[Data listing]
######

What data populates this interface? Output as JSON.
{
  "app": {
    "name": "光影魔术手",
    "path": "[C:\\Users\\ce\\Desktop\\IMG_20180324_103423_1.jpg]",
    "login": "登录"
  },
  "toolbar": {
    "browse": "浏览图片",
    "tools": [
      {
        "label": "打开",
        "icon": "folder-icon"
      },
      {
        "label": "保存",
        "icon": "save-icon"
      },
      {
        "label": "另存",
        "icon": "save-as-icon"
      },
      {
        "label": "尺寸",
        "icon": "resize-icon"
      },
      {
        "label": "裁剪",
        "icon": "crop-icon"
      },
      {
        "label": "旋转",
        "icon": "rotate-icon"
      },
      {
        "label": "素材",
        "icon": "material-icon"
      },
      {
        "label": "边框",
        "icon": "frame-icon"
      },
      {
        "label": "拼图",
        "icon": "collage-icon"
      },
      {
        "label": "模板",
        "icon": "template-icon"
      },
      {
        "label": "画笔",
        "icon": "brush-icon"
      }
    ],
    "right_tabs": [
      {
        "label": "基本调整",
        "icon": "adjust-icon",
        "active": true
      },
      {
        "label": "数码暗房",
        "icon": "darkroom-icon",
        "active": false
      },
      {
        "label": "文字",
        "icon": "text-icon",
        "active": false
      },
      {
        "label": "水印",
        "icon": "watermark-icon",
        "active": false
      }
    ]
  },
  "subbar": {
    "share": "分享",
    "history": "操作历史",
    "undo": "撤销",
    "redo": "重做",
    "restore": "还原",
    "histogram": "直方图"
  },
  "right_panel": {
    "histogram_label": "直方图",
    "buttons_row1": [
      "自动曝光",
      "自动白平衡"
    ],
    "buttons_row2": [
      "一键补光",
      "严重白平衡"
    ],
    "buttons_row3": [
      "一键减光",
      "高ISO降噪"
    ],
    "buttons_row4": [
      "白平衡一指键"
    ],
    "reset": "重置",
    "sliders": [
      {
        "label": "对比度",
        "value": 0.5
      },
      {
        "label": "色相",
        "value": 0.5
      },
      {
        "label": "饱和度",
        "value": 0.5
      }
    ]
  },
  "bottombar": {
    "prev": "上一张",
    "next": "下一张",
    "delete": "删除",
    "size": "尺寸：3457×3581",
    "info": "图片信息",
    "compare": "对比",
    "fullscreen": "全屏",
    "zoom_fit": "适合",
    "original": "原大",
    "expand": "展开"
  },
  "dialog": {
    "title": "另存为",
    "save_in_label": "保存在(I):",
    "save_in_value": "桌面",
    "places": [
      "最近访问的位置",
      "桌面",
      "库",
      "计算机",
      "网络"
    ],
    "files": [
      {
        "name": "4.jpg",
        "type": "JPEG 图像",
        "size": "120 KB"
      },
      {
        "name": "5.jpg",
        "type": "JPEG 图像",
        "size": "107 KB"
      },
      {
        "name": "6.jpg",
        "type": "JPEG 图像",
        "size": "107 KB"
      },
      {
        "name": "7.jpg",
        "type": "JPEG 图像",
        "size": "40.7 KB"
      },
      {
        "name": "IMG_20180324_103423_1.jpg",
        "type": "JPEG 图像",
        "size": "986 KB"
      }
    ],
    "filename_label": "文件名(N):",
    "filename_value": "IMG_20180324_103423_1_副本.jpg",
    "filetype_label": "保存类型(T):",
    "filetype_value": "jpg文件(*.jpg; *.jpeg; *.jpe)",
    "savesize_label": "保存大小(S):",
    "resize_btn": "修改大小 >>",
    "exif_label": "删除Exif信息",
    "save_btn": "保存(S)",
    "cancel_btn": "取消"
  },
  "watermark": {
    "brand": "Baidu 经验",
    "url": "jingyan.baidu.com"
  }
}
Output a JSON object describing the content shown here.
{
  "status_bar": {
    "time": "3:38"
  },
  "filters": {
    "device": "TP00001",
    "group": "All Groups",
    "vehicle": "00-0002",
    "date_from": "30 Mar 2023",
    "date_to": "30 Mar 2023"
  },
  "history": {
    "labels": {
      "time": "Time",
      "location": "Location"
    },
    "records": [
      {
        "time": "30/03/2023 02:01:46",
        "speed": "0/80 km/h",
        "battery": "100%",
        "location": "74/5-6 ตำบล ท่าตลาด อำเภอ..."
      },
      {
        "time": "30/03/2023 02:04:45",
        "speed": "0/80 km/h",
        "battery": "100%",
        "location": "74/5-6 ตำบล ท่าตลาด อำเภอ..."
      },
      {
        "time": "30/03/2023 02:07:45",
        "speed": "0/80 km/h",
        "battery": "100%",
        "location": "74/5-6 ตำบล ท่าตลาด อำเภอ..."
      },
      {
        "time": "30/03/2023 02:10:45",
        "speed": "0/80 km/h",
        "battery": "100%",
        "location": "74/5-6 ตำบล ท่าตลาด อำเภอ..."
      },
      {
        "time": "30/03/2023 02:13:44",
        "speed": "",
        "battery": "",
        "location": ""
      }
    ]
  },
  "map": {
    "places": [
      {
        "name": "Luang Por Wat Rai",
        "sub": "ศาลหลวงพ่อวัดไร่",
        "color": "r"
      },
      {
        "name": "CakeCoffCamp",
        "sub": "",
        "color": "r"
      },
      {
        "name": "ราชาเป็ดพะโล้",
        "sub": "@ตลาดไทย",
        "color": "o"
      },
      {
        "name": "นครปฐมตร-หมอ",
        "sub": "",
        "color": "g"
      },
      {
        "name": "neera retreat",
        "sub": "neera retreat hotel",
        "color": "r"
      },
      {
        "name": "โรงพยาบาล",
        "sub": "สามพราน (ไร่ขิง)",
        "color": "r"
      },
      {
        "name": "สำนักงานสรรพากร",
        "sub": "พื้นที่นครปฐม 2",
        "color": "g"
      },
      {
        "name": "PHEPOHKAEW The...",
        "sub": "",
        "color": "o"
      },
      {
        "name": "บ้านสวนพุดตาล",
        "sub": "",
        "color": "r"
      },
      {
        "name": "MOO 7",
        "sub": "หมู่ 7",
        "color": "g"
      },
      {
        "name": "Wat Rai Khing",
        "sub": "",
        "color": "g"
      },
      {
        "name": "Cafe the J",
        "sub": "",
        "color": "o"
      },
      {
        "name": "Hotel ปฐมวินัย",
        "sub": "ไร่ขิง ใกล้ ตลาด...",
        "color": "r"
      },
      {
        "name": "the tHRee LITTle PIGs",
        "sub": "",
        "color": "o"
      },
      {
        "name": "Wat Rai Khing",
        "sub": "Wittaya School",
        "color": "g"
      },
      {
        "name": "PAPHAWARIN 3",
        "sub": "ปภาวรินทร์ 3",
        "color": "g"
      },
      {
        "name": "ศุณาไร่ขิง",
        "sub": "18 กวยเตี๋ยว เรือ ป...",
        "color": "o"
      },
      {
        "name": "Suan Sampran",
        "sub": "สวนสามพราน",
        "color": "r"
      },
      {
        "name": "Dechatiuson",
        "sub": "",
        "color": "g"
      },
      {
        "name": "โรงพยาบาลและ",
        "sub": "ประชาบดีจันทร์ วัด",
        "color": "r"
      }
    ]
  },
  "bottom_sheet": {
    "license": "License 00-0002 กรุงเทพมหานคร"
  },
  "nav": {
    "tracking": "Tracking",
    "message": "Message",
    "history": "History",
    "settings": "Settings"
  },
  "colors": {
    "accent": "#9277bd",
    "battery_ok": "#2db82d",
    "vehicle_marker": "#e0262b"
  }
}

######

EXERCISE DESCRIPTION |
Write the listing out again, exactly as it reads.

COMPLETED TASK |
What data populates this interface? Output as JSON.
{
  "app": {
    "name": "光影魔术手",
    "path": "[C:\\Users\\ce\\Desktop\\IMG_20180324_103423_1.jpg]",
    "login": "登录"
  },
  "toolbar": {
    "browse": "浏览图片",
    "tools": [
      {
        "label": "打开",
        "icon": "folder-icon"
      },
      {
        "label": "保存",
        "icon": "save-icon"
      },
      {
        "label": "另存",
        "icon": "save-as-icon"
      },
      {
        "label": "尺寸",
        "icon": "resize-icon"
      },
      {
        "label": "裁剪",
        "icon": "crop-icon"
      },
      {
        "label": "旋转",
        "icon": "rotate-icon"
      },
      {
        "label": "素材",
        "icon": "material-icon"
      },
      {
        "label": "边框",
        "icon": "frame-icon"
      },
      {
        "label": "拼图",
        "icon": "collage-icon"
      },
      {
        "label": "模板",
        "icon": "template-icon"
      },
      {
        "label": "画笔",
        "icon": "brush-icon"
      }
    ],
    "right_tabs": [
      {
        "label": "基本调整",
        "icon": "adjust-icon",
        "active": true
      },
      {
        "label": "数码暗房",
        "icon": "darkroom-icon",
        "active": false
      },
      {
        "label": "文字",
        "icon": "text-icon",
        "active": false
      },
      {
        "label": "水印",
        "icon": "watermark-icon",
        "active": false
      }
    ]
  },
  "subbar": {
    "share": "分享",
    "history": "操作历史",
    "undo": "撤销",
    "redo": "重做",
    "restore": "还原",
    "histogram": "直方图"
  },
  "right_panel": {
    "histogram_label": "直方图",
    "buttons_row1": [
      "自动曝光",
      "自动白平衡"
    ],
    "buttons_row2": [
      "一键补光",
      "严重白平衡"
    ],
    "buttons_row3": [
      "一键减光",
      "高ISO降噪"
    ],
    "buttons_row4": [
      "白平衡一指键"
    ],
    "reset": "重置",
    "sliders": [
      {
        "label": "对比度",
        "value": 0.5
      },
      {
        "label": "色相",
        "value": 0.5
      },
      {
        "label": "饱和度",
        "value": 0.5
      }
    ]
  },
  "bottombar": {
    "prev": "上一张",
    "next": "下一张",
    "delete": "删除",
    "size": "尺寸：3457×3581",
    "info": "图片信息",
    "compare": "对比",
    "fullscreen": "全屏",
    "zoom_fit": "适合",
    "original": "原大",
    "expand": "展开"
  },
  "dialog": {
    "title": "另存为",
    "save_in_label": "保存在(I):",
    "save_in_value": "桌面",
    "places": [
      "最近访问的位置",
      "桌面",
      "库",
      "计算机",
      "网络"
    ],
    "files": [
      {
        "name": "4.jpg",
        "type": "JPEG 图像",
        "size": "120 KB"
      },
      {
        "name": "5.jpg",
        "type": "JPEG 图像",
        "size": "107 KB"
      },
      {
        "name": "6.jpg",
        "type": "JPEG 图像",
        "size": "107 KB"
      },
      {
        "name": "7.jpg",
        "type": "JPEG 图像",
        "size": "40.7 KB"
      },
      {
        "name": "IMG_20180324_103423_1.jpg",
        "type": "JPEG 图像",
        "size": "986 KB"
      }
    ],
    "filename_label": "文件名(N):",
    "filename_value": "IMG_20180324_103423_1_副本.jpg",
    "filetype_label": "保存类型(T):",
    "filetype_value": "jpg文件(*.jpg; *.jpeg; *.jpe)",
    "savesize_label": "保存大小(S):",
    "resize_btn": "修改大小 >>",
    "exif_label": "删除Exif信息",
    "save_btn": "保存(S)",
    "cancel_btn": "取消"
  },
  "watermark": {
    "brand": "Baidu 经验",
    "url": "jingyan.baidu.com"
  }
}
Output a JSON object describing the content shown here.
{
  "status_bar": {
    "time": "3:38"
  },
  "filters": {
    "device": "TP00001",
    "group": "All Groups",
    "vehicle": "00-0002",
    "date_from": "30 Mar 2023",
    "date_to": "30 Mar 2023"
  },
  "history": {
    "labels": {
      "time": "Time",
      "location": "Location"
    },
    "records": [
      {
        "time": "30/03/2023 02:01:46",
        "speed": "0/80 km/h",
        "battery": "100%",
        "location": "74/5-6 ตำบล ท่าตลาด อำเภอ..."
      },
      {
        "time": "30/03/2023 02:04:45",
        "speed": "0/80 km/h",
        "battery": "100%",
        "location": "74/5-6 ตำบล ท่าตลาด อำเภอ..."
      },
      {
        "time": "30/03/2023 02:07:45",
        "speed": "0/80 km/h",
        "battery": "100%",
        "location": "74/5-6 ตำบล ท่าตลาด อำเภอ..."
      },
      {
        "time": "30/03/2023 02:10:45",
        "speed": "0/80 km/h",
        "battery": "100%",
        "location": "74/5-6 ตำบล ท่าตลาด อำเภอ..."
      },
      {
        "time": "30/03/2023 02:13:44",
        "speed": "",
        "battery": "",
        "location": ""
      }
    ]
  },
  "map": {
    "places": [
      {
        "name": "Luang Por Wat Rai",
        "sub": "ศาลหลวงพ่อวัดไร่",
        "color": "r"
      },
      {
        "name": "CakeCoffCamp",
        "sub": "",
        "color": "r"
      },
      {
        "name": "ราชาเป็ดพะโล้",
        "sub": "@ตลาดไทย",
        "color": "o"
      },
      {
        "name": "นครปฐมตร-หมอ",
        "sub": "",
        "color": "g"
      },
      {
        "name": "neera retreat",
        "sub": "neera retreat hotel",
        "color": "r"
      },
      {
        "name": "โรงพยาบาล",
        "sub": "สามพราน (ไร่ขิง)",
        "color": "r"
      },
      {
        "name": "สำนักงานสรรพากร",
        "sub": "พื้นที่นครปฐม 2",
        "color": "g"
      },
      {
        "name": "PHEPOHKAEW The...",
        "sub": "",
        "color": "o"
      },
      {
        "name": "บ้านสวนพุดตาล",
        "sub": "",
        "color": "r"
      },
      {
        "name": "MOO 7",
        "sub": "หมู่ 7",
        "color": "g"
      },
      {
        "name": "Wat Rai Khing",
        "sub": "",
        "color": "g"
      },
      {
        "name": "Cafe the J",
        "sub": "",
        "color": "o"
      },
      {
        "name": "Hotel ปฐมวินัย",
        "sub": "ไร่ขิง ใกล้ ตลาด...",
        "color": "r"
      },
      {
        "name": "the tHRee LITTle PIGs",
        "sub": "",
        "color": "o"
      },
      {
        "name": "Wat Rai Khing",
        "sub": "Wittaya School",
        "color": "g"
      },
      {
        "name": "PAPHAWARIN 3",
        "sub": "ปภาวรินทร์ 3",
        "color": "g"
      },
      {
        "name": "ศุณาไร่ขิง",
        "sub": "18 กวยเตี๋ยว เรือ ป...",
        "color": "o"
      },
      {
        "name": "Suan Sampran",
        "sub": "สวนสามพราน",
        "color": "r"
      },
      {
        "name": "Dechatiuson",
        "sub": "",
        "color": "g"
      },
      {
        "name": "โรงพยาบาลและ",
        "sub": "ประชาบดีจันทร์ วัด",
        "color": "r"
      }
    ]
  },
  "bottom_sheet": {
    "license": "License 00-0002 กรุงเทพมหานคร"
  },
  "nav": {
    "tracking": "Tracking",
    "message": "Message",
    "history": "History",
    "settings": "Settings"
  },
  "colors": {
    "accent": "#9277bd",
    "battery_ok": "#2db82d",
    "vehicle_marker": "#e0262b"
  }
}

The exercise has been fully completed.